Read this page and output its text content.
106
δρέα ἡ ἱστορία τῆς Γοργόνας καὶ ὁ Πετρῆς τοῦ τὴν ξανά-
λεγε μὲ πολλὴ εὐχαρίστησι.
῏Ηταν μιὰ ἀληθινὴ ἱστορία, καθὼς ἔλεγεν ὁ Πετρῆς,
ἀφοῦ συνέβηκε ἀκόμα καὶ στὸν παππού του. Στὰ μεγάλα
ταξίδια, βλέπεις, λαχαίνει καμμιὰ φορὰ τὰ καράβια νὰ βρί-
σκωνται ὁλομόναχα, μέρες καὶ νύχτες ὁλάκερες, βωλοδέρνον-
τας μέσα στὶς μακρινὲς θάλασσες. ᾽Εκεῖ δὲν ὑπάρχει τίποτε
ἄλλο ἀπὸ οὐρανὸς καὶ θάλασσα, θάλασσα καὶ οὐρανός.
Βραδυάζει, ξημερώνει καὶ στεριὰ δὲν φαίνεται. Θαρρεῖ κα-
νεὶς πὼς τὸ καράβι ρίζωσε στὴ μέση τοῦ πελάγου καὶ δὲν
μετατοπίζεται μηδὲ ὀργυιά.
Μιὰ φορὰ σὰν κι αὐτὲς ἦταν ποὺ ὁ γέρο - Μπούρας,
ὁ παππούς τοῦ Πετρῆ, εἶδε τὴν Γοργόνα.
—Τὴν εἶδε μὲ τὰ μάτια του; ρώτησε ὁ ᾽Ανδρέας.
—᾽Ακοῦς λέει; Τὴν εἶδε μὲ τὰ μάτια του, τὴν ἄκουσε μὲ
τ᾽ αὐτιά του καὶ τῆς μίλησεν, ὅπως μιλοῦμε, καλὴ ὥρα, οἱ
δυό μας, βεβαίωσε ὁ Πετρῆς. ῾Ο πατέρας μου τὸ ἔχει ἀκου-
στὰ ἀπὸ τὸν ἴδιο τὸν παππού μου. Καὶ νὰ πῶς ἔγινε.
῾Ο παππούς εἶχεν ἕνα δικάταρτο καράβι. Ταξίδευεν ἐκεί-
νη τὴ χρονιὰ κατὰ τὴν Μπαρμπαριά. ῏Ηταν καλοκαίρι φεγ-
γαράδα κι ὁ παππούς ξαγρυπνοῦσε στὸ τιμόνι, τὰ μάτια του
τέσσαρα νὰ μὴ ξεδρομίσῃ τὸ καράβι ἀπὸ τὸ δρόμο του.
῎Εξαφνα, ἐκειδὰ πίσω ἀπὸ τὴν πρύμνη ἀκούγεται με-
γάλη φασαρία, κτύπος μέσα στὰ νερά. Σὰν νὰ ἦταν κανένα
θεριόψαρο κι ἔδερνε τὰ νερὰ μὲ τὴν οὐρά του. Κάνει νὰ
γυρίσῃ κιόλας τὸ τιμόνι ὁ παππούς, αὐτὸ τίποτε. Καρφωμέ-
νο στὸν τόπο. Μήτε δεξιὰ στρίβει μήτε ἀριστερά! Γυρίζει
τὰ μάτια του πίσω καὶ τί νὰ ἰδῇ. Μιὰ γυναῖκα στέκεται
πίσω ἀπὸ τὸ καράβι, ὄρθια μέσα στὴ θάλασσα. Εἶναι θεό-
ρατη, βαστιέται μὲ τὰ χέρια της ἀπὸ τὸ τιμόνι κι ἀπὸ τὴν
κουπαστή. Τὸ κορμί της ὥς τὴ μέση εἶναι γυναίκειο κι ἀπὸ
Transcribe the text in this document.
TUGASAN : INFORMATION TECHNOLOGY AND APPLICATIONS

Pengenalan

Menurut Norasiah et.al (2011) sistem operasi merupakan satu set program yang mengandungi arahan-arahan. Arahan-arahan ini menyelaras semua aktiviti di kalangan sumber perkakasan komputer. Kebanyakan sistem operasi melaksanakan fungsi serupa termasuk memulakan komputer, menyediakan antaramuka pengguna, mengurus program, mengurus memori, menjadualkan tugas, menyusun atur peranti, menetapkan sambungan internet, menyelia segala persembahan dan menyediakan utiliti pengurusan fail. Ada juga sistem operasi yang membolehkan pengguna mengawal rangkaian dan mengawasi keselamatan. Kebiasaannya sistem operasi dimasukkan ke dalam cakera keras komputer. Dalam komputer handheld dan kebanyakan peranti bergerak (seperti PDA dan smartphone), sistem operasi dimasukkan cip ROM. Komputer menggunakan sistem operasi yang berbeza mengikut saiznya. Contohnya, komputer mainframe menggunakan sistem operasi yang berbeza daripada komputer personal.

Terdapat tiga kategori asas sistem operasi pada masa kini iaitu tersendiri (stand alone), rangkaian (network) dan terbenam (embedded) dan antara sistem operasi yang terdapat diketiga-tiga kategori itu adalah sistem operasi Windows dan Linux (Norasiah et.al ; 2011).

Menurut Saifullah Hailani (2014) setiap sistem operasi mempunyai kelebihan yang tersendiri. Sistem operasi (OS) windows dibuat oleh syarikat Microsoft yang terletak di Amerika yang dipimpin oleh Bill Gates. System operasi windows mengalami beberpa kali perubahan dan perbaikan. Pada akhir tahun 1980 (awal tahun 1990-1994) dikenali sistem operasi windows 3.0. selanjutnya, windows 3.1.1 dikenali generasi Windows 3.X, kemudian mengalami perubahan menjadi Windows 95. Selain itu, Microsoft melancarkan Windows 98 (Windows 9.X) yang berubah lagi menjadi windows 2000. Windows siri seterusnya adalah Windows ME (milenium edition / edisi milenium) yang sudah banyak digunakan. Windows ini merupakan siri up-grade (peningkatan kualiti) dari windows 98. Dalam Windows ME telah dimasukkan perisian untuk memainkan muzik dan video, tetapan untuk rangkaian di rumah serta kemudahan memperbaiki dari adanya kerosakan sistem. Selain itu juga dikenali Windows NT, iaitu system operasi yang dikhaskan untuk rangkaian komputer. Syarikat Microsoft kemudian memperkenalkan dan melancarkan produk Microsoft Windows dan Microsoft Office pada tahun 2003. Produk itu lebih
:::
▶ [Brief]
All of the entries must be written out exactly as they stand.

▶ [Solution to this problem]
Read this page and output its text content.
106
δρέα ἡ ἱστορία τῆς Γοργόνας καὶ ὁ Πετρῆς τοῦ τὴν ξανά-
λεγε μὲ πολλὴ εὐχαρίστησι.
῏Ηταν μιὰ ἀληθινὴ ἱστορία, καθὼς ἔλεγεν ὁ Πετρῆς,
ἀφοῦ συνέβηκε ἀκόμα καὶ στὸν παππού του. Στὰ μεγάλα
ταξίδια, βλέπεις, λαχαίνει καμμιὰ φορὰ τὰ καράβια νὰ βρί-
σκωνται ὁλομόναχα, μέρες καὶ νύχτες ὁλάκερες, βωλοδέρνον-
τας μέσα στὶς μακρινὲς θάλασσες. ᾽Εκεῖ δὲν ὑπάρχει τίποτε
ἄλλο ἀπὸ οὐρανὸς καὶ θάλασσα, θάλασσα καὶ οὐρανός.
Βραδυάζει, ξημερώνει καὶ στεριὰ δὲν φαίνεται. Θαρρεῖ κα-
νεὶς πὼς τὸ καράβι ρίζωσε στὴ μέση τοῦ πελάγου καὶ δὲν
μετατοπίζεται μηδὲ ὀργυιά.
Μιὰ φορὰ σὰν κι αὐτὲς ἦταν ποὺ ὁ γέρο - Μπούρας,
ὁ παππούς τοῦ Πετρῆ, εἶδε τὴν Γοργόνα.
—Τὴν εἶδε μὲ τὰ μάτια του; ρώτησε ὁ ᾽Ανδρέας.
—᾽Ακοῦς λέει; Τὴν εἶδε μὲ τὰ μάτια του, τὴν ἄκουσε μὲ
τ᾽ αὐτιά του καὶ τῆς μίλησεν, ὅπως μιλοῦμε, καλὴ ὥρα, οἱ
δυό μας, βεβαίωσε ὁ Πετρῆς. ῾Ο πατέρας μου τὸ ἔχει ἀκου-
στὰ ἀπὸ τὸν ἴδιο τὸν παππού μου. Καὶ νὰ πῶς ἔγινε.
῾Ο παππούς εἶχεν ἕνα δικάταρτο καράβι. Ταξίδευεν ἐκεί-
νη τὴ χρονιὰ κατὰ τὴν Μπαρμπαριά. ῏Ηταν καλοκαίρι φεγ-
γαράδα κι ὁ παππούς ξαγρυπνοῦσε στὸ τιμόνι, τὰ μάτια του
τέσσαρα νὰ μὴ ξεδρομίσῃ τὸ καράβι ἀπὸ τὸ δρόμο του.
῎Εξαφνα, ἐκειδὰ πίσω ἀπὸ τὴν πρύμνη ἀκούγεται με-
γάλη φασαρία, κτύπος μέσα στὰ νερά. Σὰν νὰ ἦταν κανένα
θεριόψαρο κι ἔδερνε τὰ νερὰ μὲ τὴν οὐρά του. Κάνει νὰ
γυρίσῃ κιόλας τὸ τιμόνι ὁ παππούς, αὐτὸ τίποτε. Καρφωμέ-
νο στὸν τόπο. Μήτε δεξιὰ στρίβει μήτε ἀριστερά! Γυρίζει
τὰ μάτια του πίσω καὶ τί νὰ ἰδῇ. Μιὰ γυναῖκα στέκεται
πίσω ἀπὸ τὸ καράβι, ὄρθια μέσα στὴ θάλασσα. Εἶναι θεό-
ρατη, βαστιέται μὲ τὰ χέρια της ἀπὸ τὸ τιμόνι κι ἀπὸ τὴν
κουπαστή. Τὸ κορμί της ὥς τὴ μέση εἶναι γυναίκειο κι ἀπὸ
Transcribe the text in this document.
TUGASAN : INFORMATION TECHNOLOGY AND APPLICATIONS

Pengenalan

Menurut Norasiah et.al (2011) sistem operasi merupakan satu set program yang mengandungi arahan-arahan. Arahan-arahan ini menyelaras semua aktiviti di kalangan sumber perkakasan komputer. Kebanyakan sistem operasi melaksanakan fungsi serupa termasuk memulakan komputer, menyediakan antaramuka pengguna, mengurus program, mengurus memori, menjadualkan tugas, menyusun atur peranti, menetapkan sambungan internet, menyelia segala persembahan dan menyediakan utiliti pengurusan fail. Ada juga sistem operasi yang membolehkan pengguna mengawal rangkaian dan mengawasi keselamatan. Kebiasaannya sistem operasi dimasukkan ke dalam cakera keras komputer. Dalam komputer handheld dan kebanyakan peranti bergerak (seperti PDA dan smartphone), sistem operasi dimasukkan cip ROM. Komputer menggunakan sistem operasi yang berbeza mengikut saiznya. Contohnya, komputer mainframe menggunakan sistem operasi yang berbeza daripada komputer personal.

Terdapat tiga kategori asas sistem operasi pada masa kini iaitu tersendiri (stand alone), rangkaian (network) dan terbenam (embedded) dan antara sistem operasi yang terdapat diketiga-tiga kategori itu adalah sistem operasi Windows dan Linux (Norasiah et.al ; 2011).

Menurut Saifullah Hailani (2014) setiap sistem operasi mempunyai kelebihan yang tersendiri. Sistem operasi (OS) windows dibuat oleh syarikat Microsoft yang terletak di Amerika yang dipimpin oleh Bill Gates. System operasi windows mengalami beberpa kali perubahan dan perbaikan. Pada akhir tahun 1980 (awal tahun 1990-1994) dikenali sistem operasi windows 3.0. selanjutnya, windows 3.1.1 dikenali generasi Windows 3.X, kemudian mengalami perubahan menjadi Windows 95. Selain itu, Microsoft melancarkan Windows 98 (Windows 9.X) yang berubah lagi menjadi windows 2000. Windows siri seterusnya adalah Windows ME (milenium edition / edisi milenium) yang sudah banyak digunakan. Windows ini merupakan siri up-grade (peningkatan kualiti) dari windows 98. Dalam Windows ME telah dimasukkan perisian untuk memainkan muzik dan video, tetapan untuk rangkaian di rumah serta kemudahan memperbaiki dari adanya kerosakan sistem. Selain itu juga dikenali Windows NT, iaitu system operasi yang dikhaskan untuk rangkaian komputer. Syarikat Microsoft kemudian memperkenalkan dan melancarkan produk Microsoft Windows dan Microsoft Office pada tahun 2003. Produk itu lebih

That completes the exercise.